▶ _Exercise prompt_: Copy every line of the records below that holds the word "Antidepressant".

▶ _Data records_:
/---
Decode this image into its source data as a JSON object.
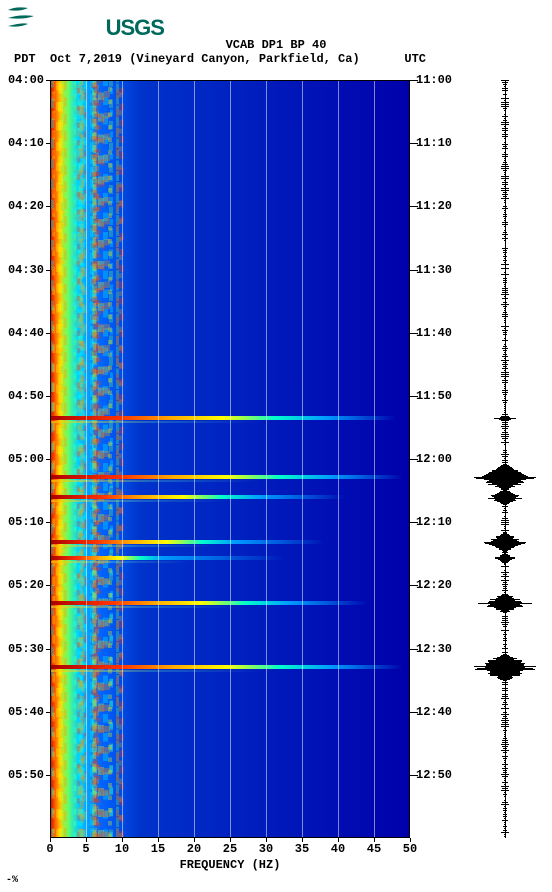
{
  "logo": {
    "text": "USGS",
    "color": "#00695c",
    "fontsize": 22
  },
  "title": "VCAB DP1 BP 40",
  "title_fontsize": 12,
  "subtitle": "Oct 7,2019 (Vineyard Canyon, Parkfield, Ca)",
  "tz_left": "PDT",
  "tz_right": "UTC",
  "subtitle_fontsize": 12,
  "xlabel": "FREQUENCY (HZ)",
  "spectrogram": {
    "type": "spectrogram",
    "x_range": [
      0,
      50
    ],
    "x_ticks": [
      0,
      5,
      10,
      15,
      20,
      25,
      30,
      35,
      40,
      45,
      50
    ],
    "left_time_ticks": [
      "04:00",
      "04:10",
      "04:20",
      "04:30",
      "04:40",
      "04:50",
      "05:00",
      "05:10",
      "05:20",
      "05:30",
      "05:40",
      "05:50"
    ],
    "right_time_ticks": [
      "11:00",
      "11:10",
      "11:20",
      "11:30",
      "11:40",
      "11:50",
      "12:00",
      "12:10",
      "12:20",
      "12:30",
      "12:40",
      "12:50"
    ],
    "y_positions_pct": [
      0,
      8.33,
      16.67,
      25,
      33.33,
      41.67,
      50,
      58.33,
      66.67,
      75,
      83.33,
      91.67
    ],
    "background_gradient": {
      "stops": [
        {
          "pct": 0,
          "color": "#cc0000"
        },
        {
          "pct": 1.5,
          "color": "#ff6600"
        },
        {
          "pct": 3,
          "color": "#ffcc00"
        },
        {
          "pct": 5,
          "color": "#66ff66"
        },
        {
          "pct": 8,
          "color": "#00ccff"
        },
        {
          "pct": 14,
          "color": "#0066ff"
        },
        {
          "pct": 25,
          "color": "#0033cc"
        },
        {
          "pct": 100,
          "color": "#0000aa"
        }
      ]
    },
    "events": [
      {
        "t_pct": 44.6,
        "intensity": 1.0,
        "width_pct": 96
      },
      {
        "t_pct": 52.4,
        "intensity": 1.0,
        "width_pct": 98
      },
      {
        "t_pct": 55.0,
        "intensity": 0.9,
        "width_pct": 82
      },
      {
        "t_pct": 60.9,
        "intensity": 0.85,
        "width_pct": 76
      },
      {
        "t_pct": 63.0,
        "intensity": 0.6,
        "width_pct": 65
      },
      {
        "t_pct": 69.0,
        "intensity": 0.95,
        "width_pct": 88
      },
      {
        "t_pct": 77.5,
        "intensity": 1.0,
        "width_pct": 98
      }
    ],
    "grid_color": "#ffffff",
    "border_color": "#000000"
  },
  "seismogram": {
    "type": "waveform",
    "baseline_color": "#000000",
    "events": [
      {
        "t_pct": 44.6,
        "amp": 0.35,
        "h": 2
      },
      {
        "t_pct": 52.4,
        "amp": 0.9,
        "h": 14
      },
      {
        "t_pct": 55.0,
        "amp": 0.5,
        "h": 8
      },
      {
        "t_pct": 60.9,
        "amp": 0.6,
        "h": 10
      },
      {
        "t_pct": 63.0,
        "amp": 0.3,
        "h": 6
      },
      {
        "t_pct": 69.0,
        "amp": 0.7,
        "h": 10
      },
      {
        "t_pct": 77.5,
        "amp": 0.95,
        "h": 14
      }
    ],
    "noise_amp": 0.06
  },
  "footer_mark": "-%"
}
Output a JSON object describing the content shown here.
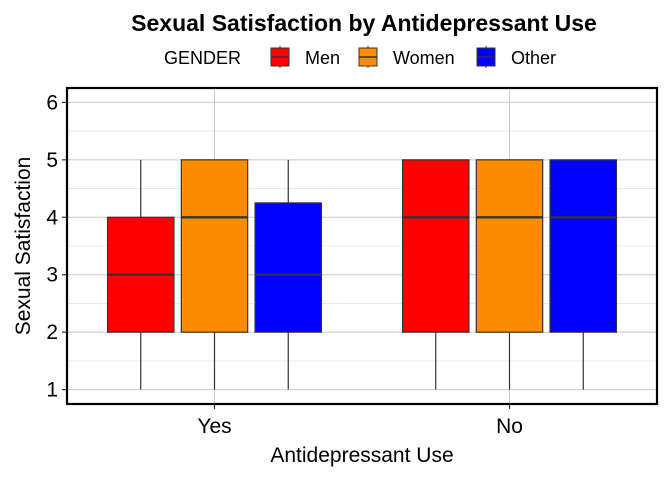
{
  "chart_data": {
    "type": "boxplot",
    "title": "Sexual Satisfaction by Antidepressant Use",
    "xlabel": "Antidepressant Use",
    "ylabel": "Sexual Satisfaction",
    "categories": [
      "Yes",
      "No"
    ],
    "ylim": [
      0.75,
      6.25
    ],
    "yticks": [
      "1",
      "2",
      "3",
      "4",
      "5",
      "6"
    ],
    "grid": true,
    "legend": {
      "title": "GENDER",
      "position": "top"
    },
    "series": [
      {
        "name": "Men",
        "color": "#ff0000",
        "boxes": [
          {
            "min": 1,
            "q1": 2,
            "median": 3,
            "q3": 4,
            "max": 5
          },
          {
            "min": 1,
            "q1": 2,
            "median": 4,
            "q3": 5,
            "max": 5
          }
        ]
      },
      {
        "name": "Women",
        "color": "#ff8c00",
        "boxes": [
          {
            "min": 1,
            "q1": 2,
            "median": 4,
            "q3": 5,
            "max": 5
          },
          {
            "min": 1,
            "q1": 2,
            "median": 4,
            "q3": 5,
            "max": 5
          }
        ]
      },
      {
        "name": "Other",
        "color": "#0000ff",
        "boxes": [
          {
            "min": 1,
            "q1": 2,
            "median": 3,
            "q3": 4.25,
            "max": 5
          },
          {
            "min": 1,
            "q1": 2,
            "median": 4,
            "q3": 5,
            "max": 5
          }
        ]
      }
    ]
  }
}
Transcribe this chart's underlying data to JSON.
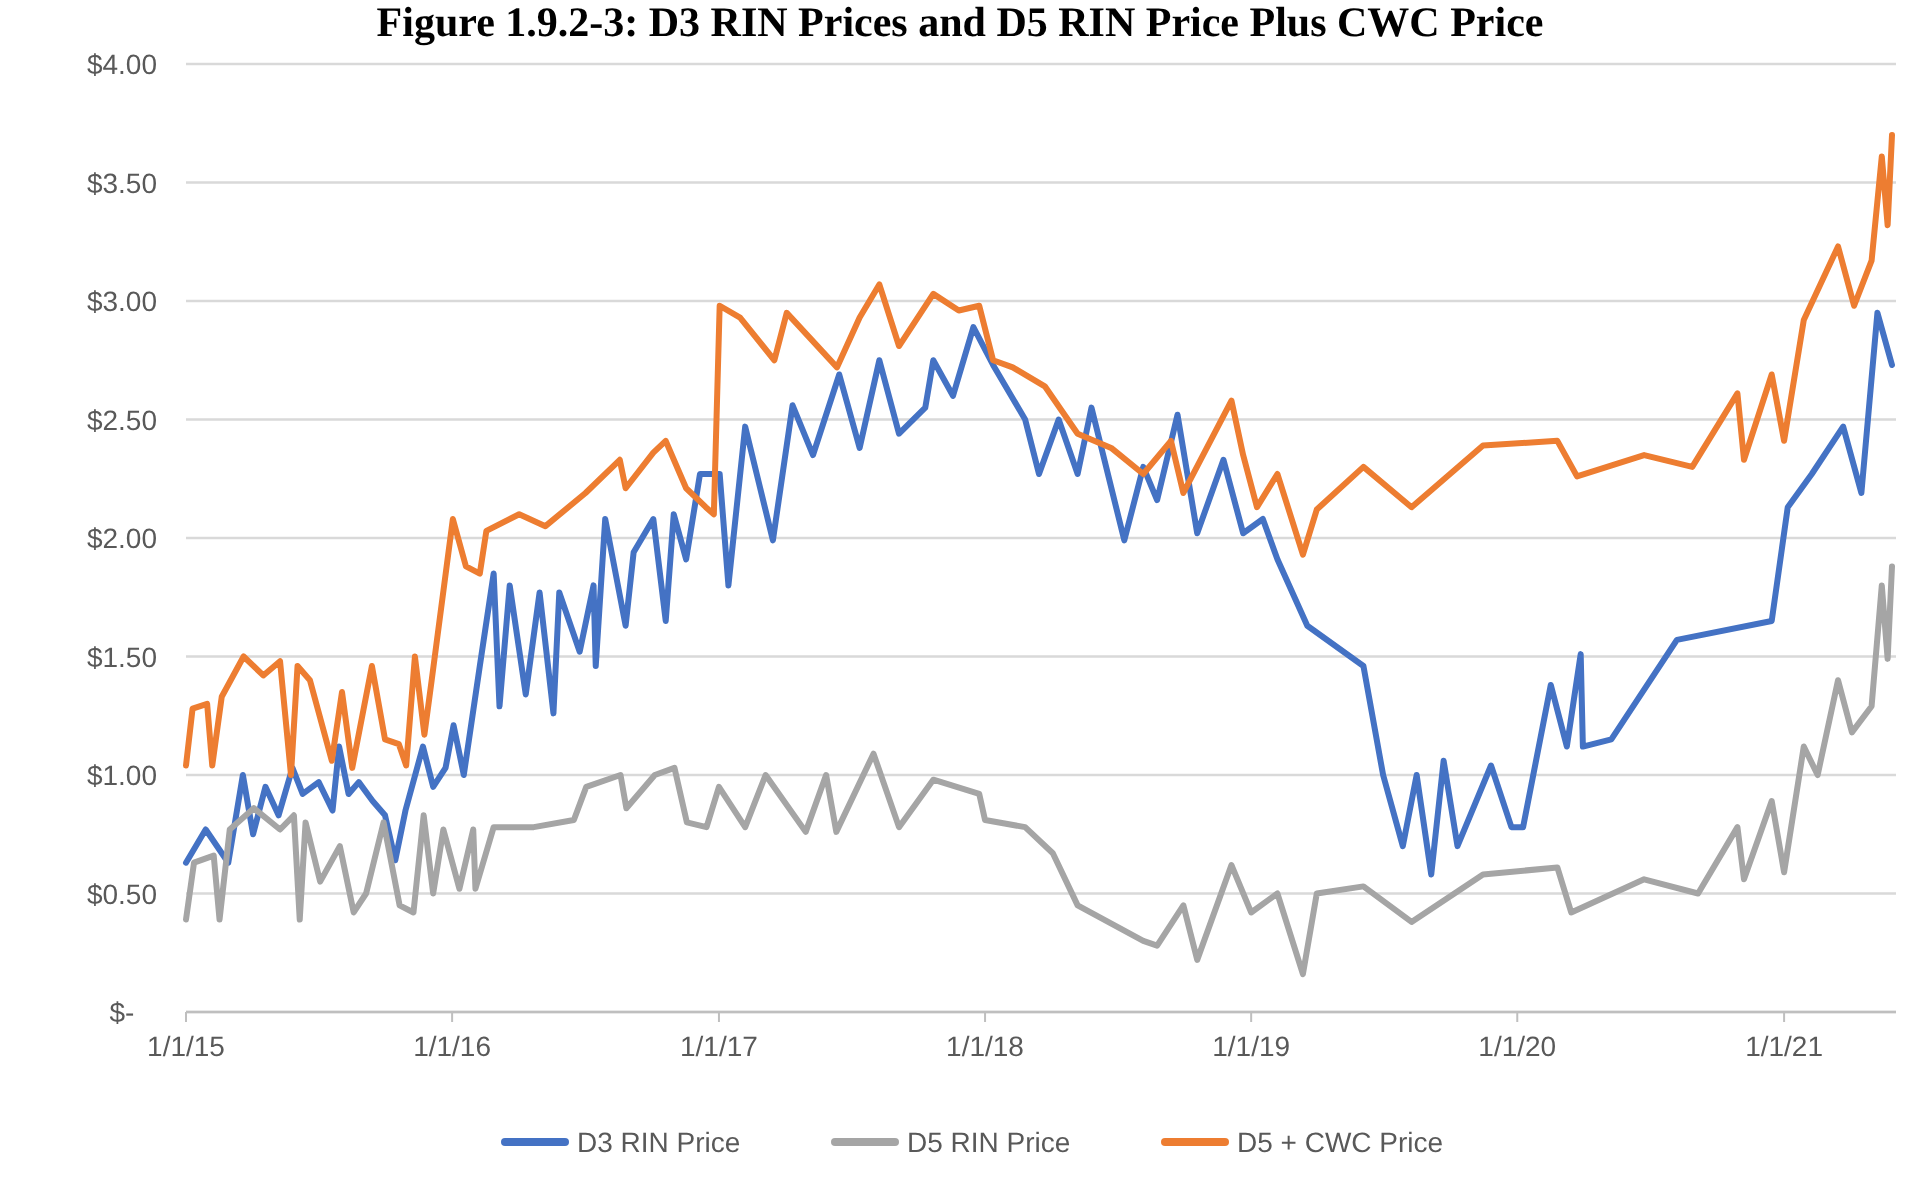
{
  "chart_data": {
    "type": "line",
    "title": "Figure 1.9.2-3: D3 RIN Prices and D5 RIN Price Plus CWC Price",
    "xlim": [
      "2015-01-01",
      "2021-05-29"
    ],
    "xticks": [
      {
        "value": "2015-01-01",
        "label": "1/1/15"
      },
      {
        "value": "2016-01-01",
        "label": "1/1/16"
      },
      {
        "value": "2017-01-01",
        "label": "1/1/17"
      },
      {
        "value": "2018-01-01",
        "label": "1/1/18"
      },
      {
        "value": "2019-01-01",
        "label": "1/1/19"
      },
      {
        "value": "2020-01-01",
        "label": "1/1/20"
      },
      {
        "value": "2021-01-01",
        "label": "1/1/21"
      }
    ],
    "ylim": [
      0,
      4
    ],
    "yticks": [
      {
        "value": 0,
        "label": "$-"
      },
      {
        "value": 0.5,
        "label": "$0.50"
      },
      {
        "value": 1,
        "label": "$1.00"
      },
      {
        "value": 1.5,
        "label": "$1.50"
      },
      {
        "value": 2,
        "label": "$2.00"
      },
      {
        "value": 2.5,
        "label": "$2.50"
      },
      {
        "value": 3,
        "label": "$3.00"
      },
      {
        "value": 3.5,
        "label": "$3.50"
      },
      {
        "value": 4,
        "label": "$4.00"
      }
    ],
    "grid": "y",
    "legend": "bottom",
    "marker": "none",
    "line_style": "solid",
    "series": [
      {
        "name": "D3 RIN Price",
        "color": "#4472c4",
        "x": [
          "2015-01-01",
          "2015-01-28",
          "2015-02-28",
          "2015-03-20",
          "2015-04-03",
          "2015-04-20",
          "2015-05-08",
          "2015-05-27",
          "2015-06-10",
          "2015-07-02",
          "2015-07-21",
          "2015-07-30",
          "2015-08-12",
          "2015-08-26",
          "2015-09-14",
          "2015-10-01",
          "2015-10-15",
          "2015-10-29",
          "2015-11-22",
          "2015-12-06",
          "2015-12-23",
          "2016-01-03",
          "2016-01-17",
          "2016-02-08",
          "2016-02-27",
          "2016-03-06",
          "2016-03-20",
          "2016-04-11",
          "2016-04-30",
          "2016-05-19",
          "2016-05-27",
          "2016-06-24",
          "2016-07-13",
          "2016-07-16",
          "2016-07-29",
          "2016-08-26",
          "2016-09-06",
          "2016-10-03",
          "2016-10-20",
          "2016-10-31",
          "2016-11-17",
          "2016-12-06",
          "2017-01-02",
          "2017-01-14",
          "2017-02-06",
          "2017-03-16",
          "2017-04-12",
          "2017-05-10",
          "2017-06-15",
          "2017-07-13",
          "2017-08-09",
          "2017-09-05",
          "2017-10-11",
          "2017-10-22",
          "2017-11-18",
          "2017-12-16",
          "2018-01-12",
          "2018-02-25",
          "2018-03-16",
          "2018-04-12",
          "2018-05-08",
          "2018-05-27",
          "2018-07-11",
          "2018-08-06",
          "2018-08-25",
          "2018-09-22",
          "2018-10-19",
          "2018-11-24",
          "2018-12-21",
          "2019-01-17",
          "2019-02-06",
          "2019-03-19",
          "2019-06-04",
          "2019-07-01",
          "2019-07-28",
          "2019-08-16",
          "2019-09-05",
          "2019-09-22",
          "2019-10-11",
          "2019-11-26",
          "2019-12-24",
          "2020-01-09",
          "2020-02-16",
          "2020-03-09",
          "2020-03-28",
          "2020-03-31",
          "2020-05-09",
          "2020-08-07",
          "2020-12-15",
          "2021-01-06",
          "2021-02-08",
          "2021-03-23",
          "2021-04-17",
          "2021-05-09",
          "2021-05-29"
        ],
        "values": [
          0.63,
          0.77,
          0.63,
          1.0,
          0.75,
          0.95,
          0.83,
          1.03,
          0.92,
          0.97,
          0.85,
          1.12,
          0.92,
          0.97,
          0.89,
          0.83,
          0.64,
          0.85,
          1.12,
          0.95,
          1.03,
          1.21,
          1.0,
          1.46,
          1.85,
          1.29,
          1.8,
          1.34,
          1.77,
          1.26,
          1.77,
          1.52,
          1.8,
          1.46,
          2.08,
          1.63,
          1.94,
          2.08,
          1.65,
          2.1,
          1.91,
          2.27,
          2.27,
          1.8,
          2.47,
          1.99,
          2.56,
          2.35,
          2.69,
          2.38,
          2.75,
          2.44,
          2.55,
          2.75,
          2.6,
          2.89,
          2.73,
          2.5,
          2.27,
          2.5,
          2.27,
          2.55,
          1.99,
          2.3,
          2.16,
          2.52,
          2.02,
          2.33,
          2.02,
          2.08,
          1.91,
          1.63,
          1.46,
          1.0,
          0.7,
          1.0,
          0.58,
          1.06,
          0.7,
          1.04,
          0.78,
          0.78,
          1.38,
          1.12,
          1.51,
          1.12,
          1.15,
          1.57,
          1.65,
          2.13,
          2.27,
          2.47,
          2.19,
          2.95,
          2.73
        ]
      },
      {
        "name": "D5 RIN Price",
        "color": "#a5a5a5",
        "x": [
          "2015-01-01",
          "2015-01-12",
          "2015-02-08",
          "2015-02-16",
          "2015-03-02",
          "2015-04-04",
          "2015-05-10",
          "2015-05-29",
          "2015-06-06",
          "2015-06-14",
          "2015-07-04",
          "2015-07-31",
          "2015-08-19",
          "2015-09-05",
          "2015-09-29",
          "2015-10-21",
          "2015-11-09",
          "2015-11-23",
          "2015-12-06",
          "2015-12-20",
          "2016-01-11",
          "2016-01-30",
          "2016-02-02",
          "2016-02-27",
          "2016-04-22",
          "2016-06-16",
          "2016-07-03",
          "2016-08-19",
          "2016-08-27",
          "2016-10-05",
          "2016-11-01",
          "2016-11-18",
          "2016-12-15",
          "2017-01-01",
          "2017-02-06",
          "2017-03-06",
          "2017-04-30",
          "2017-05-28",
          "2017-06-11",
          "2017-08-01",
          "2017-09-05",
          "2017-10-22",
          "2017-12-24",
          "2018-01-01",
          "2018-02-25",
          "2018-04-04",
          "2018-05-08",
          "2018-08-06",
          "2018-08-25",
          "2018-09-30",
          "2018-10-19",
          "2018-12-05",
          "2019-01-01",
          "2019-02-06",
          "2019-03-13",
          "2019-04-01",
          "2019-06-04",
          "2019-08-09",
          "2019-11-15",
          "2020-02-25",
          "2020-03-15",
          "2020-06-23",
          "2020-09-05",
          "2020-10-29",
          "2020-11-07",
          "2020-12-15",
          "2021-01-01",
          "2021-01-28",
          "2021-02-16",
          "2021-03-16",
          "2021-04-04",
          "2021-05-01",
          "2021-05-15",
          "2021-05-23",
          "2021-05-29"
        ],
        "values": [
          0.39,
          0.63,
          0.66,
          0.39,
          0.77,
          0.86,
          0.77,
          0.83,
          0.39,
          0.8,
          0.55,
          0.7,
          0.42,
          0.5,
          0.8,
          0.45,
          0.42,
          0.83,
          0.5,
          0.77,
          0.52,
          0.77,
          0.52,
          0.78,
          0.78,
          0.81,
          0.95,
          1.0,
          0.86,
          1.0,
          1.03,
          0.8,
          0.78,
          0.95,
          0.78,
          1.0,
          0.76,
          1.0,
          0.76,
          1.09,
          0.78,
          0.98,
          0.92,
          0.81,
          0.78,
          0.67,
          0.45,
          0.3,
          0.28,
          0.45,
          0.22,
          0.62,
          0.42,
          0.5,
          0.16,
          0.5,
          0.53,
          0.38,
          0.58,
          0.61,
          0.42,
          0.56,
          0.5,
          0.78,
          0.56,
          0.89,
          0.59,
          1.12,
          1.0,
          1.4,
          1.18,
          1.29,
          1.8,
          1.49,
          1.88
        ]
      },
      {
        "name": "D5 + CWC Price",
        "color": "#ed7d31",
        "x": [
          "2015-01-01",
          "2015-01-10",
          "2015-01-30",
          "2015-02-06",
          "2015-02-19",
          "2015-03-21",
          "2015-04-17",
          "2015-05-10",
          "2015-05-25",
          "2015-06-03",
          "2015-06-20",
          "2015-07-20",
          "2015-08-03",
          "2015-08-17",
          "2015-09-13",
          "2015-10-01",
          "2015-10-20",
          "2015-10-30",
          "2015-11-11",
          "2015-11-24",
          "2015-12-04",
          "2016-01-02",
          "2016-01-20",
          "2016-02-08",
          "2016-02-17",
          "2016-04-02",
          "2016-05-08",
          "2016-07-02",
          "2016-08-18",
          "2016-08-26",
          "2016-10-03",
          "2016-10-20",
          "2016-11-17",
          "2016-12-14",
          "2016-12-25",
          "2017-01-02",
          "2017-01-30",
          "2017-03-18",
          "2017-04-04",
          "2017-06-12",
          "2017-07-13",
          "2017-08-09",
          "2017-09-05",
          "2017-10-22",
          "2017-11-26",
          "2017-12-24",
          "2018-01-12",
          "2018-02-08",
          "2018-03-24",
          "2018-05-08",
          "2018-06-23",
          "2018-08-06",
          "2018-09-13",
          "2018-09-30",
          "2018-12-05",
          "2018-12-21",
          "2019-01-09",
          "2019-02-06",
          "2019-03-13",
          "2019-04-01",
          "2019-06-04",
          "2019-08-09",
          "2019-11-15",
          "2020-02-25",
          "2020-03-23",
          "2020-06-23",
          "2020-08-28",
          "2020-10-29",
          "2020-11-07",
          "2020-12-15",
          "2021-01-01",
          "2021-01-28",
          "2021-03-16",
          "2021-04-07",
          "2021-05-01",
          "2021-05-15",
          "2021-05-23",
          "2021-05-29"
        ],
        "values": [
          1.04,
          1.28,
          1.3,
          1.04,
          1.33,
          1.5,
          1.42,
          1.48,
          1.0,
          1.46,
          1.4,
          1.06,
          1.35,
          1.03,
          1.46,
          1.15,
          1.13,
          1.04,
          1.5,
          1.17,
          1.4,
          2.08,
          1.88,
          1.85,
          2.03,
          2.1,
          2.05,
          2.19,
          2.33,
          2.21,
          2.36,
          2.41,
          2.21,
          2.13,
          2.1,
          2.98,
          2.93,
          2.75,
          2.95,
          2.72,
          2.93,
          3.07,
          2.81,
          3.03,
          2.96,
          2.98,
          2.75,
          2.72,
          2.64,
          2.44,
          2.38,
          2.27,
          2.41,
          2.19,
          2.58,
          2.35,
          2.13,
          2.27,
          1.93,
          2.12,
          2.3,
          2.13,
          2.39,
          2.41,
          2.26,
          2.35,
          2.3,
          2.61,
          2.33,
          2.69,
          2.41,
          2.92,
          3.23,
          2.98,
          3.17,
          3.61,
          3.32,
          3.7
        ]
      }
    ]
  }
}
\---
▶ _Output for this exercise_:
    "title": "Sexual Satisfaction by Antidepressant Use",
    "xlabel": "Antidepressant Use",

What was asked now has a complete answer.